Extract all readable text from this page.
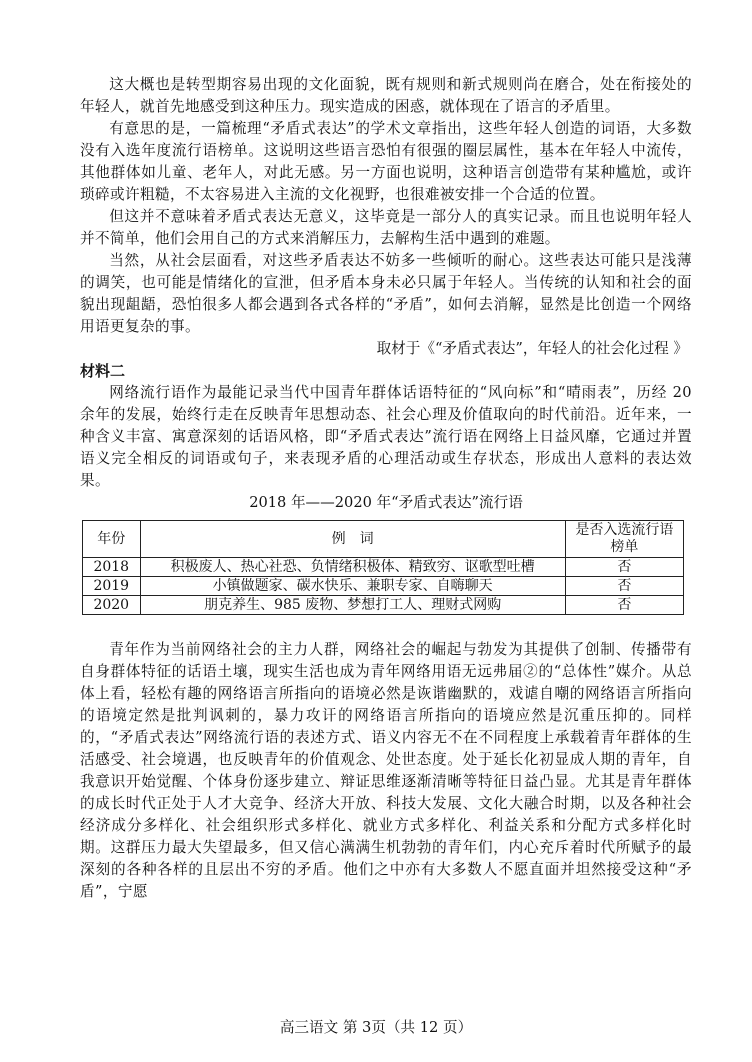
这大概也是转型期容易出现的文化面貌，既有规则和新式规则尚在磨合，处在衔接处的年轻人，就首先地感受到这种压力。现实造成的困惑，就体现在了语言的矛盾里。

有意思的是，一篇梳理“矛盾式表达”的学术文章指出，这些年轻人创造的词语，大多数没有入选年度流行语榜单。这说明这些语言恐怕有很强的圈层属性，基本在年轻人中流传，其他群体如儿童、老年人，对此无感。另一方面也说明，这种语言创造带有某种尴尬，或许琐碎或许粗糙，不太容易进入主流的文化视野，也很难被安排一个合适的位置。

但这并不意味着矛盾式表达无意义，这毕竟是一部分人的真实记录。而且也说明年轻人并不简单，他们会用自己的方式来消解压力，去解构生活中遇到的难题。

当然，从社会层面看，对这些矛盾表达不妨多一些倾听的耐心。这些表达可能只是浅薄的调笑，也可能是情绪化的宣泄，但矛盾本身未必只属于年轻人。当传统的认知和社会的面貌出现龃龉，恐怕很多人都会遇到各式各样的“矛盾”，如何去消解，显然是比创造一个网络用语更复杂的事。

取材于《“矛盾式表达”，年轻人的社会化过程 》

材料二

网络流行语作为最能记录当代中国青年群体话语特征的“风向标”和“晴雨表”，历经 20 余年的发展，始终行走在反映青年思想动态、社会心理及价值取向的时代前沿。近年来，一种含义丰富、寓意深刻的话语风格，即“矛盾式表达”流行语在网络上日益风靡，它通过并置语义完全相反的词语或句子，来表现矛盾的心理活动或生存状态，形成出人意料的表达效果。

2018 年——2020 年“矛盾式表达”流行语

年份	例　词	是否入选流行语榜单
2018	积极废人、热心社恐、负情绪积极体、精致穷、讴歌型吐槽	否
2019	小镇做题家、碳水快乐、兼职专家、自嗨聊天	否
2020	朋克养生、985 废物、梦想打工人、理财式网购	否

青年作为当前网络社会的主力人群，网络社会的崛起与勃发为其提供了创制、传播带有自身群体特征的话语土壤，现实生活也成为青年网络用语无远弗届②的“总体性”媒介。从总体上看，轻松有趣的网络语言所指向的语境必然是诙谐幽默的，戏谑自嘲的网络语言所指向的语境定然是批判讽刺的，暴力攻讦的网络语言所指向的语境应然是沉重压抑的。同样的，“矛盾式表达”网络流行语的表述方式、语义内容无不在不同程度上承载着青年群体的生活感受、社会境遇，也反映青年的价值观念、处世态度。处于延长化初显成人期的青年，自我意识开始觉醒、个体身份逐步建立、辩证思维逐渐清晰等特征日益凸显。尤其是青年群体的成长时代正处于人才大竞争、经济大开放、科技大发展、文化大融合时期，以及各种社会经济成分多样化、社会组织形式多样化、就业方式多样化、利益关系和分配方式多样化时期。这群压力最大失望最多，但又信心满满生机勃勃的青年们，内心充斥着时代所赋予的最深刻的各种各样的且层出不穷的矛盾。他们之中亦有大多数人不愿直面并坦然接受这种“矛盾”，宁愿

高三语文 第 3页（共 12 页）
= = = =
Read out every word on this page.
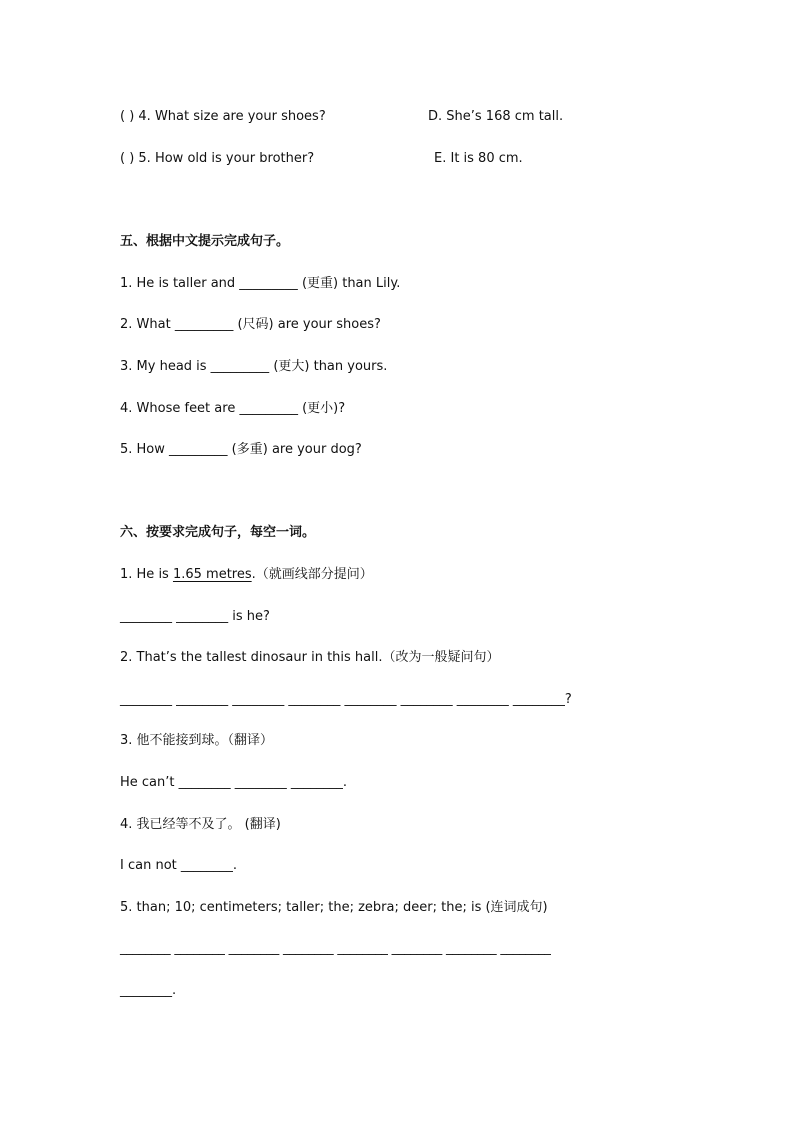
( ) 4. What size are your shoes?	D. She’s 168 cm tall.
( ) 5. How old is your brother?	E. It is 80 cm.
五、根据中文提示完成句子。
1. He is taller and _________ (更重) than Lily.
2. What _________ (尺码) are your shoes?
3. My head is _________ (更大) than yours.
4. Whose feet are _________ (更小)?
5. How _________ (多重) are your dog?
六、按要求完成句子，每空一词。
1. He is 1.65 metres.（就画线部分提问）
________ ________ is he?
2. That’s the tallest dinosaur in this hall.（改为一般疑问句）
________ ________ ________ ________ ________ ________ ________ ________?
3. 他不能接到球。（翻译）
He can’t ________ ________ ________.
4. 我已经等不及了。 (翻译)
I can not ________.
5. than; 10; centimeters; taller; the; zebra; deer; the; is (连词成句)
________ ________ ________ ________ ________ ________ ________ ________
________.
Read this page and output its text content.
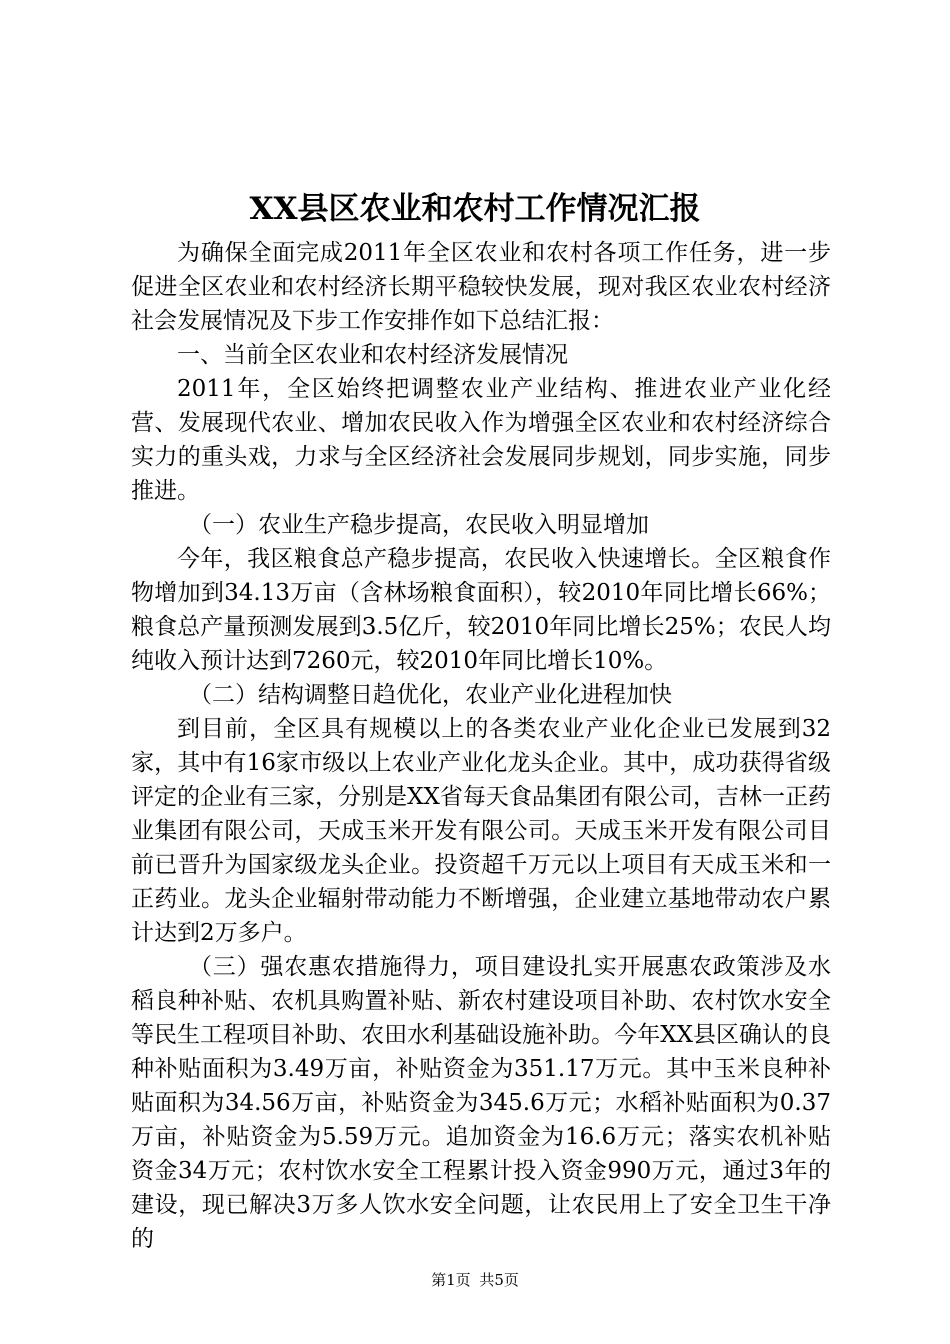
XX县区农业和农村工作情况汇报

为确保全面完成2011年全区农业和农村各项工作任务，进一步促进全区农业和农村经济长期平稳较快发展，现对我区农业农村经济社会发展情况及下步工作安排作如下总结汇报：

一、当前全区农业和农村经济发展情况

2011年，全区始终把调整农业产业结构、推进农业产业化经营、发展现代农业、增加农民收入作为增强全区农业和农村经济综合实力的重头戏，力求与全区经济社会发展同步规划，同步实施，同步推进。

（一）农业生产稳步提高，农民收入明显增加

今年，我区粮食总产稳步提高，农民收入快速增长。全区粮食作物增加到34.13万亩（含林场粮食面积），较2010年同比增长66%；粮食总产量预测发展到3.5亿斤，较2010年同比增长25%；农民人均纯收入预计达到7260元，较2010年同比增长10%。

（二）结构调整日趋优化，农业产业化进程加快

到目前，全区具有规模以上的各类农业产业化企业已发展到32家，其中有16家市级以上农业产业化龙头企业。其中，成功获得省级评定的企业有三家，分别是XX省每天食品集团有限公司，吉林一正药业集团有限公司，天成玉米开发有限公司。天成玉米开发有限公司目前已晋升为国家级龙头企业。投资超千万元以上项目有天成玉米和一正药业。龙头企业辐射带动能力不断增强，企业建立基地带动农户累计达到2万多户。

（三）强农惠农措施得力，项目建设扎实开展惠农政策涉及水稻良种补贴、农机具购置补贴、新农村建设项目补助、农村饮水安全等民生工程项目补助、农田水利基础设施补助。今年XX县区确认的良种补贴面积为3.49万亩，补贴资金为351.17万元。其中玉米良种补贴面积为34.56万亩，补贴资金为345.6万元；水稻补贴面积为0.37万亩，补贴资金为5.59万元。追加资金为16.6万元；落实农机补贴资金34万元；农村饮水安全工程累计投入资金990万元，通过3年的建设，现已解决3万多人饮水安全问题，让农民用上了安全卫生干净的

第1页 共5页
= = = =
TASK GOAL: Pull every line containing "than" from the data.

CORRECT ANSWER:
1. He is taller and _________ (更重) than Lily.
3. My head is _________ (更大) than yours.
5. than; 10; centimeters; taller; the; zebra; deer; the; is (连词成句)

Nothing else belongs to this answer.